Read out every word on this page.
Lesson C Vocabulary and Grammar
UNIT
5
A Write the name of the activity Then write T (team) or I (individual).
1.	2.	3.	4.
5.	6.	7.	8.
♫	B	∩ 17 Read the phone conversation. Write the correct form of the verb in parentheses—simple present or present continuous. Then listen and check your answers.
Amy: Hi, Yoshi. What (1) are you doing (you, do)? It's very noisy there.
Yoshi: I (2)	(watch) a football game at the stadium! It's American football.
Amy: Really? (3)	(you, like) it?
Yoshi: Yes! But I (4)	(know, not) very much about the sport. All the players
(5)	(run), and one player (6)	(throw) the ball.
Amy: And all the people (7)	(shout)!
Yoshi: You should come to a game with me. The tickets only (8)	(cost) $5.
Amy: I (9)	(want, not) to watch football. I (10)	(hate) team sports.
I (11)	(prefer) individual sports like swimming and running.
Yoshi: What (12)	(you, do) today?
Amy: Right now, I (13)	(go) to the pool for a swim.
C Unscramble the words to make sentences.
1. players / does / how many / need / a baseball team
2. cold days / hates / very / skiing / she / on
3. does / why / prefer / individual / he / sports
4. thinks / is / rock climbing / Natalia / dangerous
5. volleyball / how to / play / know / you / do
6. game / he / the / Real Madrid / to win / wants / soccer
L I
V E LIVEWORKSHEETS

- - -

Nothing in the listing may be changed; retype it all exactly.

Read out every word on this page.
Lesson C Vocabulary and Grammar
UNIT
5
A Write the name of the activity Then write T (team) or I (individual).
1.	2.	3.	4.
5.	6.	7.	8.
♫	B	∩ 17 Read the phone conversation. Write the correct form of the verb in parentheses—simple present or present continuous. Then listen and check your answers.
Amy: Hi, Yoshi. What (1) are you doing (you, do)? It's very noisy there.
Yoshi: I (2)	(watch) a football game at the stadium! It's American football.
Amy: Really? (3)	(you, like) it?
Yoshi: Yes! But I (4)	(know, not) very much about the sport. All the players
(5)	(run), and one player (6)	(throw) the ball.
Amy: And all the people (7)	(shout)!
Yoshi: You should come to a game with me. The tickets only (8)	(cost) $5.
Amy: I (9)	(want, not) to watch football. I (10)	(hate) team sports.
I (11)	(prefer) individual sports like swimming and running.
Yoshi: What (12)	(you, do) today?
Amy: Right now, I (13)	(go) to the pool for a swim.
C Unscramble the words to make sentences.
1. players / does / how many / need / a baseball team
2. cold days / hates / very / skiing / she / on
3. does / why / prefer / individual / he / sports
4. thinks / is / rock climbing / Natalia / dangerous
5. volleyball / how to / play / know / you / do
6. game / he / the / Real Madrid / to win / wants / soccer
L I
V E LIVEWORKSHEETS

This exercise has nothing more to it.